Data entries

────────────────────

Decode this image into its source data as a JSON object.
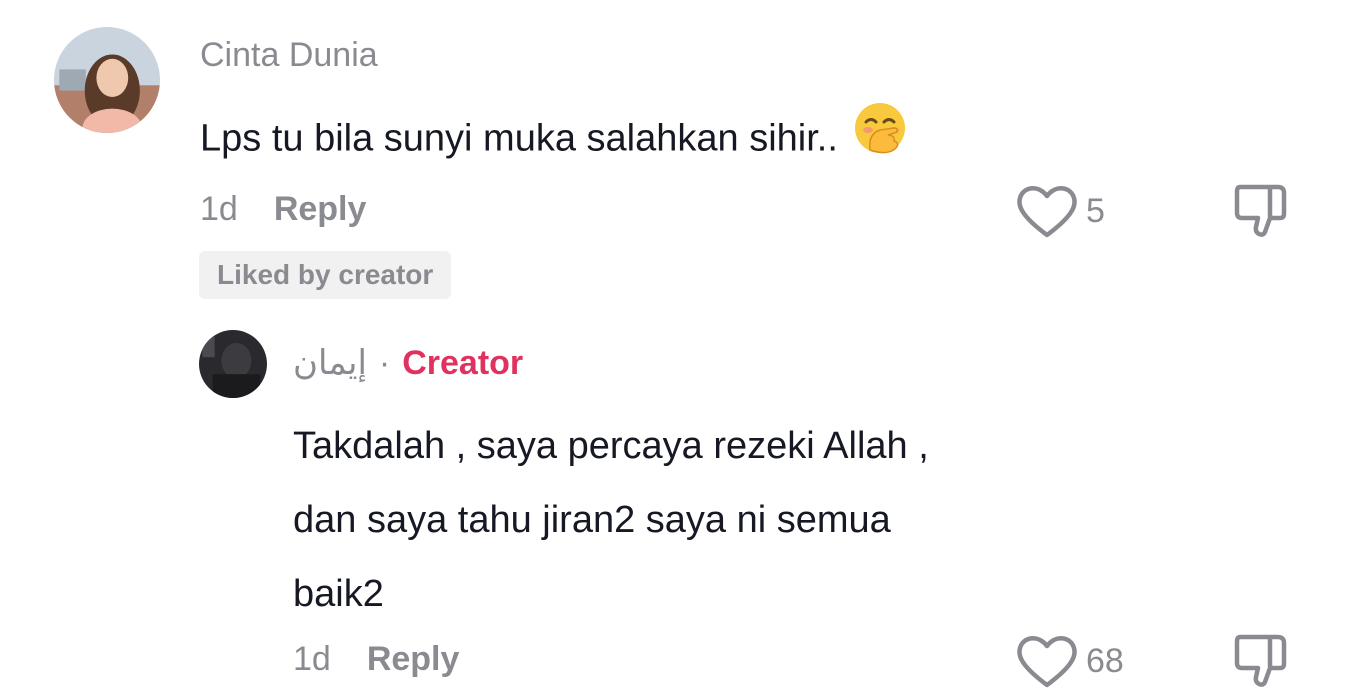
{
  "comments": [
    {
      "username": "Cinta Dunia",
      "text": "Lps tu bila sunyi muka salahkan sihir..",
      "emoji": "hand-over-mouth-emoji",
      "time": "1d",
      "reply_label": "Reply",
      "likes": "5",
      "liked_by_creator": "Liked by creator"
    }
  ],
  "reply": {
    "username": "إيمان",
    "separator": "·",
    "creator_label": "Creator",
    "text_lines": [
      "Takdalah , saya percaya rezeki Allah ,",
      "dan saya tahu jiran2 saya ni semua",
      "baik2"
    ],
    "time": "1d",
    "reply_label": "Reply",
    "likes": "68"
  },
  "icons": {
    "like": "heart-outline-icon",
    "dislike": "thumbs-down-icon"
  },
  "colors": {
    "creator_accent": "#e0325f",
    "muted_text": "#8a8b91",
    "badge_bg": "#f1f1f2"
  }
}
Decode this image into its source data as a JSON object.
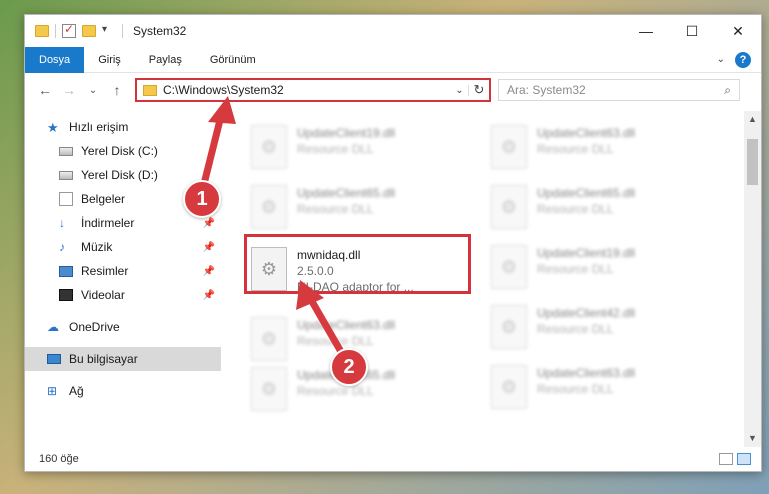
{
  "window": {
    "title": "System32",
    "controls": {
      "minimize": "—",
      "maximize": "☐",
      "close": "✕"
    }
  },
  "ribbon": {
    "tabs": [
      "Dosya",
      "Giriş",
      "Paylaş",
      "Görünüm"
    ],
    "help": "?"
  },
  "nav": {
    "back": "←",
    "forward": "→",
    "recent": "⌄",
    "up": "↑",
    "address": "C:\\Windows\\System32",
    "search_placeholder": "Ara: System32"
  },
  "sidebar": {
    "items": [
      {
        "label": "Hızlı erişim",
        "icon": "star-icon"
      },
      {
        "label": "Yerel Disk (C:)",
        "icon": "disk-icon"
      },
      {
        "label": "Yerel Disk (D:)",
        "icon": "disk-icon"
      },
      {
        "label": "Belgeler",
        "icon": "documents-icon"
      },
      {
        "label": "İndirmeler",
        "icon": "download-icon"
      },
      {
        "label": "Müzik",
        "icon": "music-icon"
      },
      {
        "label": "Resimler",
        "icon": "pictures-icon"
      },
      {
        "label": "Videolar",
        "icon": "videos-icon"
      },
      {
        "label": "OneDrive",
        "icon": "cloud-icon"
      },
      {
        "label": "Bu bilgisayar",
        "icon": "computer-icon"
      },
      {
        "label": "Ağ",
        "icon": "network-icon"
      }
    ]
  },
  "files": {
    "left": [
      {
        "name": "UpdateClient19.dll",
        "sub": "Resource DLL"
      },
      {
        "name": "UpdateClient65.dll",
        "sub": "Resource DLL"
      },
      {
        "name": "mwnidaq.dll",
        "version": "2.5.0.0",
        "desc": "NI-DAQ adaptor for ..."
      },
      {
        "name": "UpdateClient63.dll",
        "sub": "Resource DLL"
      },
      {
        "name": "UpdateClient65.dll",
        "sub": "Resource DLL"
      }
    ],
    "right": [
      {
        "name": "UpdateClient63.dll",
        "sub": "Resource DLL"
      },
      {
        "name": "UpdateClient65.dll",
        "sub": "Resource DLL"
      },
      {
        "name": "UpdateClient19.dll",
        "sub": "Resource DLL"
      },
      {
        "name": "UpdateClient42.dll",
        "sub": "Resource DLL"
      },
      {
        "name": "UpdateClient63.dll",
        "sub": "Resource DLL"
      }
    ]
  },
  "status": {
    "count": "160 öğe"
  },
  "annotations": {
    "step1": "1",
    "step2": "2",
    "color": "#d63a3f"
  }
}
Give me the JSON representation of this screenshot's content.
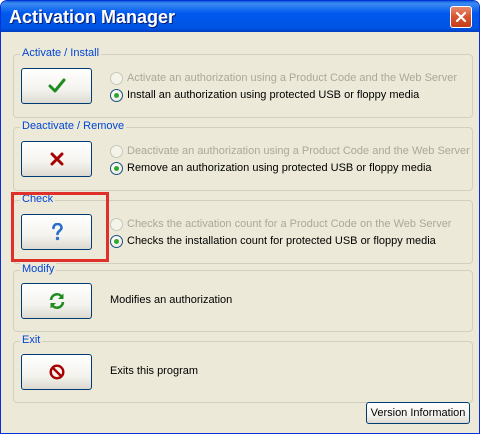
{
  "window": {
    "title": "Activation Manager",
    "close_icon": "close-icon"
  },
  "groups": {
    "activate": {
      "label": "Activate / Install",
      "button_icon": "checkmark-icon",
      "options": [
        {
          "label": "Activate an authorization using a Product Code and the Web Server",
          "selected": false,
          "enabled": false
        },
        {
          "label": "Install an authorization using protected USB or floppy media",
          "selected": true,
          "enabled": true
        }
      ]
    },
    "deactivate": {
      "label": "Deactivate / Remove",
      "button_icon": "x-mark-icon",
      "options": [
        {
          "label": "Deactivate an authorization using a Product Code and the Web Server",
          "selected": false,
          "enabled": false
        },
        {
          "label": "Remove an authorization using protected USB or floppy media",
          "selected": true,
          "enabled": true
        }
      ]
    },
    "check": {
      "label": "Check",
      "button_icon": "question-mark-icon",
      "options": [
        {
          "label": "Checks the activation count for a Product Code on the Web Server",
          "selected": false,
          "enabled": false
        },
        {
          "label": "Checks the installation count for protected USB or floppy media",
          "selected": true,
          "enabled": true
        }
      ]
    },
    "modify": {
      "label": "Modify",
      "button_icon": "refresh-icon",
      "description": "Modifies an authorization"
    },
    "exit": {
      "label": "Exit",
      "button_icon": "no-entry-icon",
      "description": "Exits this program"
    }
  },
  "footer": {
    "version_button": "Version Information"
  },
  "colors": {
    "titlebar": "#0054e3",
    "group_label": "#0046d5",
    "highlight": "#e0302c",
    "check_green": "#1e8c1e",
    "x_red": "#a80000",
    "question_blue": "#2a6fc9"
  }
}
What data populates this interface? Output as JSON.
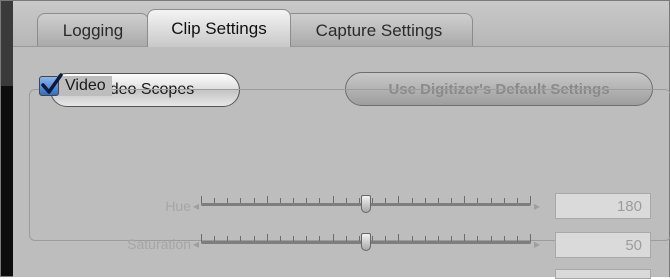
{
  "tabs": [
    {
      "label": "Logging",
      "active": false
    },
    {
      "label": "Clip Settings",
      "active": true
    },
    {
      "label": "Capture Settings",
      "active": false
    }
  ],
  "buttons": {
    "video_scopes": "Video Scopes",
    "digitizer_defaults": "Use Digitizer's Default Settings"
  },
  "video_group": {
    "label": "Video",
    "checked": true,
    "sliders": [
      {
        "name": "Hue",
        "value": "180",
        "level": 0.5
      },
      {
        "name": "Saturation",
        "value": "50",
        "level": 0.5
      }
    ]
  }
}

────────────────────

▸ **Your goal**
Copy the material above in full and exactly, skipping pictures.

▸ **Worked solution**
Decode this image into its source data as a JSON object.
{
  "comments": [
    {
      "username": "Cinta Dunia",
      "text": "Lps tu bila sunyi muka salahkan sihir..",
      "emoji": "hand-over-mouth-emoji",
      "time": "1d",
      "reply_label": "Reply",
      "likes": "5",
      "liked_by_creator": "Liked by creator"
    }
  ],
  "reply": {
    "username": "إيمان",
    "separator": "·",
    "creator_label": "Creator",
    "text_lines": [
      "Takdalah , saya percaya rezeki Allah ,",
      "dan saya tahu jiran2 saya ni semua",
      "baik2"
    ],
    "time": "1d",
    "reply_label": "Reply",
    "likes": "68"
  },
  "icons": {
    "like": "heart-outline-icon",
    "dislike": "thumbs-down-icon"
  },
  "colors": {
    "creator_accent": "#e0325f",
    "muted_text": "#8a8b91",
    "badge_bg": "#f1f1f2"
  }
}
Decode this image into its source data as a JSON object.
{
  "window": {
    "title": "System32",
    "controls": {
      "minimize": "—",
      "maximize": "☐",
      "close": "✕"
    }
  },
  "ribbon": {
    "tabs": [
      "Dosya",
      "Giriş",
      "Paylaş",
      "Görünüm"
    ],
    "help": "?"
  },
  "nav": {
    "back": "←",
    "forward": "→",
    "recent": "⌄",
    "up": "↑",
    "address": "C:\\Windows\\System32",
    "search_placeholder": "Ara: System32"
  },
  "sidebar": {
    "items": [
      {
        "label": "Hızlı erişim",
        "icon": "star-icon"
      },
      {
        "label": "Yerel Disk (C:)",
        "icon": "disk-icon"
      },
      {
        "label": "Yerel Disk (D:)",
        "icon": "disk-icon"
      },
      {
        "label": "Belgeler",
        "icon": "documents-icon"
      },
      {
        "label": "İndirmeler",
        "icon": "download-icon"
      },
      {
        "label": "Müzik",
        "icon": "music-icon"
      },
      {
        "label": "Resimler",
        "icon": "pictures-icon"
      },
      {
        "label": "Videolar",
        "icon": "videos-icon"
      },
      {
        "label": "OneDrive",
        "icon": "cloud-icon"
      },
      {
        "label": "Bu bilgisayar",
        "icon": "computer-icon"
      },
      {
        "label": "Ağ",
        "icon": "network-icon"
      }
    ]
  },
  "files": {
    "left": [
      {
        "name": "UpdateClient19.dll",
        "sub": "Resource DLL"
      },
      {
        "name": "UpdateClient65.dll",
        "sub": "Resource DLL"
      },
      {
        "name": "mwnidaq.dll",
        "version": "2.5.0.0",
        "desc": "NI-DAQ adaptor for ..."
      },
      {
        "name": "UpdateClient63.dll",
        "sub": "Resource DLL"
      },
      {
        "name": "UpdateClient65.dll",
        "sub": "Resource DLL"
      }
    ],
    "right": [
      {
        "name": "UpdateClient63.dll",
        "sub": "Resource DLL"
      },
      {
        "name": "UpdateClient65.dll",
        "sub": "Resource DLL"
      },
      {
        "name": "UpdateClient19.dll",
        "sub": "Resource DLL"
      },
      {
        "name": "UpdateClient42.dll",
        "sub": "Resource DLL"
      },
      {
        "name": "UpdateClient63.dll",
        "sub": "Resource DLL"
      }
    ]
  },
  "status": {
    "count": "160 öğe"
  },
  "annotations": {
    "step1": "1",
    "step2": "2",
    "color": "#d63a3f"
  }
}
Give me the JSON representation of this screenshot's content.
{
  "window": {
    "title": "Activation Manager",
    "close_icon": "close-icon"
  },
  "groups": {
    "activate": {
      "label": "Activate / Install",
      "button_icon": "checkmark-icon",
      "options": [
        {
          "label": "Activate an authorization using a Product Code and the Web Server",
          "selected": false,
          "enabled": false
        },
        {
          "label": "Install an authorization using protected USB or floppy media",
          "selected": true,
          "enabled": true
        }
      ]
    },
    "deactivate": {
      "label": "Deactivate / Remove",
      "button_icon": "x-mark-icon",
      "options": [
        {
          "label": "Deactivate an authorization using a Product Code and the Web Server",
          "selected": false,
          "enabled": false
        },
        {
          "label": "Remove an authorization using protected USB or floppy media",
          "selected": true,
          "enabled": true
        }
      ]
    },
    "check": {
      "label": "Check",
      "button_icon": "question-mark-icon",
      "options": [
        {
          "label": "Checks the activation count for a Product Code on the Web Server",
          "selected": false,
          "enabled": false
        },
        {
          "label": "Checks the installation count for protected USB or floppy media",
          "selected": true,
          "enabled": true
        }
      ]
    },
    "modify": {
      "label": "Modify",
      "button_icon": "refresh-icon",
      "description": "Modifies an authorization"
    },
    "exit": {
      "label": "Exit",
      "button_icon": "no-entry-icon",
      "description": "Exits this program"
    }
  },
  "footer": {
    "version_button": "Version Information"
  },
  "colors": {
    "titlebar": "#0054e3",
    "group_label": "#0046d5",
    "highlight": "#e0302c",
    "check_green": "#1e8c1e",
    "x_red": "#a80000",
    "question_blue": "#2a6fc9"
  }
}
What data populates this interface? Output as JSON.
{
  "tabs": [
    {
      "label": "Logging",
      "active": false
    },
    {
      "label": "Clip Settings",
      "active": true
    },
    {
      "label": "Capture Settings",
      "active": false
    }
  ],
  "buttons": {
    "video_scopes": "Video Scopes",
    "digitizer_defaults": "Use Digitizer's Default Settings"
  },
  "video_group": {
    "label": "Video",
    "checked": true,
    "sliders": [
      {
        "name": "Hue",
        "value": "180",
        "level": 0.5
      },
      {
        "name": "Saturation",
        "value": "50",
        "level": 0.5
      }
    ]
  }
}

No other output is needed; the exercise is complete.